Exercise task
Copy each line below in which the word "value" occurs.

>> start Input rows

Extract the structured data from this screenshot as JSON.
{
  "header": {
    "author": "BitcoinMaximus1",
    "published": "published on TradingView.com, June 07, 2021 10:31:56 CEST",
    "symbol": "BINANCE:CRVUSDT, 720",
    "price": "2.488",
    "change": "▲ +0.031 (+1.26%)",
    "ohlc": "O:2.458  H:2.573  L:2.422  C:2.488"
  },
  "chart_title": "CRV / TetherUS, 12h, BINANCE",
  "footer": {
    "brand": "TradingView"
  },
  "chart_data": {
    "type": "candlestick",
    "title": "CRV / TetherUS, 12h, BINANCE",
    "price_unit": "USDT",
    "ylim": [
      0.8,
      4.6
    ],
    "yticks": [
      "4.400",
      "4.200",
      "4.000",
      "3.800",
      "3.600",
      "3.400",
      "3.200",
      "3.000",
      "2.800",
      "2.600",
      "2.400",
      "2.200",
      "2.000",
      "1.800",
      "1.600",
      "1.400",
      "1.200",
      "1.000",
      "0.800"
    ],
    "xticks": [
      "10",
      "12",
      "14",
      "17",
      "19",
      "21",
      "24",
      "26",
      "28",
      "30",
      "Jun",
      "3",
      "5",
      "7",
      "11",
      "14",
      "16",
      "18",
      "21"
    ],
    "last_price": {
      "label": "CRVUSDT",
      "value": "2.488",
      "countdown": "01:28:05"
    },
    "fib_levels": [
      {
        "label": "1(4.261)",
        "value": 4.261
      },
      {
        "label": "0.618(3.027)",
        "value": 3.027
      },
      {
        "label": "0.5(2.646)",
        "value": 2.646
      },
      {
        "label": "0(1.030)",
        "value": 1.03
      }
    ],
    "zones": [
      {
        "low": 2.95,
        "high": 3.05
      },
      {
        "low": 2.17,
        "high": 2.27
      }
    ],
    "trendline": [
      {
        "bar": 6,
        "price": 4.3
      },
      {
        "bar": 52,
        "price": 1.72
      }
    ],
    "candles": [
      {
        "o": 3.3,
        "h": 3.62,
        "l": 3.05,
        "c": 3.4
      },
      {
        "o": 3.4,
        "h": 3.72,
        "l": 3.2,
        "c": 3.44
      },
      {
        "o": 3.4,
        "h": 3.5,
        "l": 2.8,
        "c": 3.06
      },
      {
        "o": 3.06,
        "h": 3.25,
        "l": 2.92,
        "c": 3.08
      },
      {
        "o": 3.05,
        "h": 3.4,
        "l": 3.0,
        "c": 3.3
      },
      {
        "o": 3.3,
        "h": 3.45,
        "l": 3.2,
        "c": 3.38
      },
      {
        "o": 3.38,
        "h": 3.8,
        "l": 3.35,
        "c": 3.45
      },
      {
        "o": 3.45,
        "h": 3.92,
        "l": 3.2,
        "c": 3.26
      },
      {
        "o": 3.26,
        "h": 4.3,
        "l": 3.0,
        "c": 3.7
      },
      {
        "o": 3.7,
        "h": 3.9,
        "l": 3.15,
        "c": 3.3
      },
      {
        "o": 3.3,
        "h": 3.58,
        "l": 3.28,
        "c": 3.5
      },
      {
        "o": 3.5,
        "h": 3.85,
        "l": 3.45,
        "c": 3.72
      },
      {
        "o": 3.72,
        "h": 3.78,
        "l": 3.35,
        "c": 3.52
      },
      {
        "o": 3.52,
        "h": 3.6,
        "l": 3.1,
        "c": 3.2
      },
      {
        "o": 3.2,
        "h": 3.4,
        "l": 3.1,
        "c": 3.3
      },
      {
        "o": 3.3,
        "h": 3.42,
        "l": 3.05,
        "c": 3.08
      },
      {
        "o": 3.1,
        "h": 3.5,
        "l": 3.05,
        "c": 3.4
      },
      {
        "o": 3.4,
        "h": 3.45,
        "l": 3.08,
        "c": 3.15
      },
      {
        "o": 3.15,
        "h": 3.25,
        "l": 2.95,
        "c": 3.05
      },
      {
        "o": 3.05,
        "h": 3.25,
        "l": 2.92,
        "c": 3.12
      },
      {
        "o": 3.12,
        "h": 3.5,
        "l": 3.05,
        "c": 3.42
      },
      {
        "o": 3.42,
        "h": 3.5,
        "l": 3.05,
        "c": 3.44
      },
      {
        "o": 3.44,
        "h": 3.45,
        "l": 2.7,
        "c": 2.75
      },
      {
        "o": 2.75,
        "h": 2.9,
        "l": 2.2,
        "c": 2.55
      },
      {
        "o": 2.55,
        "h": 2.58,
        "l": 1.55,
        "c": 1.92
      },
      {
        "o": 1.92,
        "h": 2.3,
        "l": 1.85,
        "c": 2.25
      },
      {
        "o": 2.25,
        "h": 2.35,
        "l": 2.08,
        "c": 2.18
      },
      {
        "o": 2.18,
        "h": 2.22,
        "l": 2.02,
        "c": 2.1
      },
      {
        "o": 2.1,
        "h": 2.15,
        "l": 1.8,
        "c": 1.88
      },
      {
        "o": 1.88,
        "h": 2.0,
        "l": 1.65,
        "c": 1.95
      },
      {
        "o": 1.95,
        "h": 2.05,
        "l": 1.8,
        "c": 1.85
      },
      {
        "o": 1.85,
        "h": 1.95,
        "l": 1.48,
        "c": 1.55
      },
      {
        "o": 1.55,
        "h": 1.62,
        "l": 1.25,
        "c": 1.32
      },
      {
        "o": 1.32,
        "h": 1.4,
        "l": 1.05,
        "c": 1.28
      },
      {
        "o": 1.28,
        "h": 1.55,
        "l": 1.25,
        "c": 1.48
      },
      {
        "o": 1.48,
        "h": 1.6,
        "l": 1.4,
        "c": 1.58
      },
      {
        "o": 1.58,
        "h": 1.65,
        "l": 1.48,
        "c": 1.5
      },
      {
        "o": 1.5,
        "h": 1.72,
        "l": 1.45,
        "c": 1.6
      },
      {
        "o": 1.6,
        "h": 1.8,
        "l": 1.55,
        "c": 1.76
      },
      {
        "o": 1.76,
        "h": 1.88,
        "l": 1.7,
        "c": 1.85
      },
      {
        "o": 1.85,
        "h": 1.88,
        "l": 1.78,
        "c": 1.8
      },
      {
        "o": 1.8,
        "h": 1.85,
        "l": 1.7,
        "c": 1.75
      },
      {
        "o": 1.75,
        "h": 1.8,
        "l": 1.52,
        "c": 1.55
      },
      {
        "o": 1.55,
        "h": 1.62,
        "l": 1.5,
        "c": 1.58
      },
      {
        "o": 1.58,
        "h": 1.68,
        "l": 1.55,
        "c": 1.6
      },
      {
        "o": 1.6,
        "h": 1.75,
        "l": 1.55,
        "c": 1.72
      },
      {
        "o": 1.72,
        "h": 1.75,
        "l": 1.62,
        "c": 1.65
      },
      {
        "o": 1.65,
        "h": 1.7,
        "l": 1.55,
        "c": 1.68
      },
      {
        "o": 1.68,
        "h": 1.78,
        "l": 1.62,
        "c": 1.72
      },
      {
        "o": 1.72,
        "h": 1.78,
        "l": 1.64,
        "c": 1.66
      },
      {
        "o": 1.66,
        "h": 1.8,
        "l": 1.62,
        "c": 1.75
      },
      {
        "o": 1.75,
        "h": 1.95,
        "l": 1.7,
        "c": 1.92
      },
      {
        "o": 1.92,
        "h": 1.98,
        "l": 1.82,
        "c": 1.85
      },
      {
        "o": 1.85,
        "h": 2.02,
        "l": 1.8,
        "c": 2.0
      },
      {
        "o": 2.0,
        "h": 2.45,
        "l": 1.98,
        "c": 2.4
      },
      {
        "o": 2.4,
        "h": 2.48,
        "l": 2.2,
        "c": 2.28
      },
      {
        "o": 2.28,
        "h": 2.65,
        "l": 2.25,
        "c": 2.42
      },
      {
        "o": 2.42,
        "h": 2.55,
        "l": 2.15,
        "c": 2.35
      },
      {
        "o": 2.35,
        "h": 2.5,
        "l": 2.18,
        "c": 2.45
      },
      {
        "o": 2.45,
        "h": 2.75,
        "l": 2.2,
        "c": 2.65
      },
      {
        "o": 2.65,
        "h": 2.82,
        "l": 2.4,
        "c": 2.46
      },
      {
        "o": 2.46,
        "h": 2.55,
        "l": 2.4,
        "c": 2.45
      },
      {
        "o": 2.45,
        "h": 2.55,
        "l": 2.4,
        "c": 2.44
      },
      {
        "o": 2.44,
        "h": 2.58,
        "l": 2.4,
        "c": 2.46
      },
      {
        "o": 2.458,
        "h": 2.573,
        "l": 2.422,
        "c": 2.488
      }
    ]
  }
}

>> end Input rows

Reply to the task
      "value": "2.488",
        "value": 4.261
        "value": 3.027
        "value": 2.646
        "value": 1.03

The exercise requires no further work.